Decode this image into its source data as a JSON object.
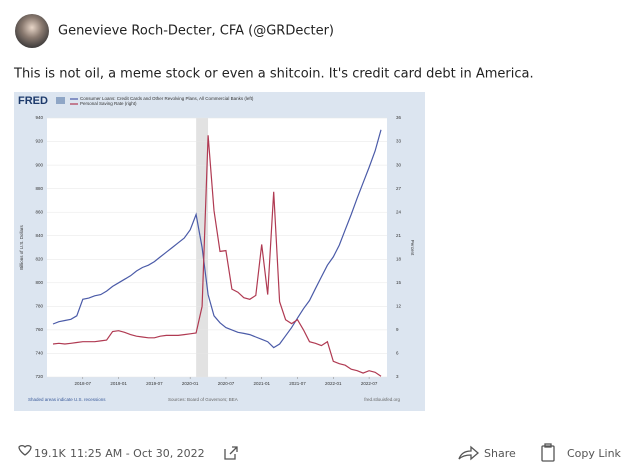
{
  "author": {
    "name": "Genevieve Roch-Decter, CFA (@GRDecter)"
  },
  "tweet": {
    "text": "This is not oil, a meme stock or even a shitcoin. It's credit card debt in America."
  },
  "chart_data": {
    "type": "line",
    "brand": "FRED",
    "x": [
      "2018-02",
      "2018-03",
      "2018-04",
      "2018-05",
      "2018-06",
      "2018-07",
      "2018-08",
      "2018-09",
      "2018-10",
      "2018-11",
      "2018-12",
      "2019-01",
      "2019-02",
      "2019-03",
      "2019-04",
      "2019-05",
      "2019-06",
      "2019-07",
      "2019-08",
      "2019-09",
      "2019-10",
      "2019-11",
      "2019-12",
      "2020-01",
      "2020-02",
      "2020-03",
      "2020-04",
      "2020-05",
      "2020-06",
      "2020-07",
      "2020-08",
      "2020-09",
      "2020-10",
      "2020-11",
      "2020-12",
      "2021-01",
      "2021-02",
      "2021-03",
      "2021-04",
      "2021-05",
      "2021-06",
      "2021-07",
      "2021-08",
      "2021-09",
      "2021-10",
      "2021-11",
      "2021-12",
      "2022-01",
      "2022-02",
      "2022-03",
      "2022-04",
      "2022-05",
      "2022-06",
      "2022-07",
      "2022-08",
      "2022-09"
    ],
    "series": [
      {
        "name": "Consumer Loans: Credit Cards and Other Revolving Plans, All Commercial Banks (left)",
        "color": "#4b5ba8",
        "values": [
          765,
          767,
          768,
          769,
          772,
          786,
          787,
          789,
          790,
          793,
          797,
          800,
          803,
          806,
          810,
          813,
          815,
          818,
          822,
          826,
          830,
          834,
          838,
          845,
          858,
          830,
          790,
          772,
          766,
          762,
          760,
          758,
          757,
          756,
          754,
          752,
          750,
          745,
          748,
          755,
          762,
          770,
          778,
          785,
          795,
          805,
          815,
          822,
          832,
          845,
          858,
          872,
          885,
          898,
          912,
          930
        ]
      },
      {
        "name": "Personal Saving Rate (right)",
        "color": "#b03a52",
        "axis": "y2",
        "values": [
          7.2,
          7.3,
          7.2,
          7.3,
          7.4,
          7.5,
          7.5,
          7.5,
          7.6,
          7.7,
          8.8,
          8.9,
          8.7,
          8.4,
          8.2,
          8.1,
          8.0,
          8.0,
          8.2,
          8.3,
          8.3,
          8.3,
          8.4,
          8.5,
          8.6,
          12.0,
          33.8,
          24.2,
          19.0,
          19.1,
          14.2,
          13.8,
          13.1,
          12.9,
          13.4,
          19.9,
          13.5,
          26.6,
          12.6,
          10.3,
          9.8,
          10.3,
          9.0,
          7.5,
          7.3,
          7.0,
          7.5,
          5.0,
          4.7,
          4.5,
          4.0,
          3.8,
          3.5,
          3.8,
          3.6,
          3.1
        ]
      }
    ],
    "ylabel": "Billions of U.S. Dollars",
    "y2label": "Percent",
    "xlim": [
      "2018-01",
      "2022-10"
    ],
    "xticks": [
      "2018-07",
      "2019-01",
      "2019-07",
      "2020-01",
      "2020-07",
      "2021-01",
      "2021-07",
      "2022-01",
      "2022-07"
    ],
    "ylim": [
      720,
      940
    ],
    "yticks": [
      720,
      740,
      760,
      780,
      800,
      820,
      840,
      860,
      880,
      900,
      920,
      940
    ],
    "y2lim": [
      3,
      36
    ],
    "y2ticks": [
      3,
      6,
      9,
      12,
      15,
      18,
      21,
      24,
      27,
      30,
      33,
      36
    ],
    "recession": [
      "2020-02",
      "2020-04"
    ],
    "notes": {
      "shaded": "Shaded areas indicate U.S. recessions",
      "source": "Sources: Board of Governors; BEA",
      "site": "fred.stlouisfed.org"
    }
  },
  "footer": {
    "likes": "19.1K",
    "time": "11:25 AM - Oct 30, 2022",
    "share": "Share",
    "copy": "Copy Link"
  }
}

::::

Stated goal:
State how many lines in the entries above include the word "name"; reply with the number alone.

Result for this task:
3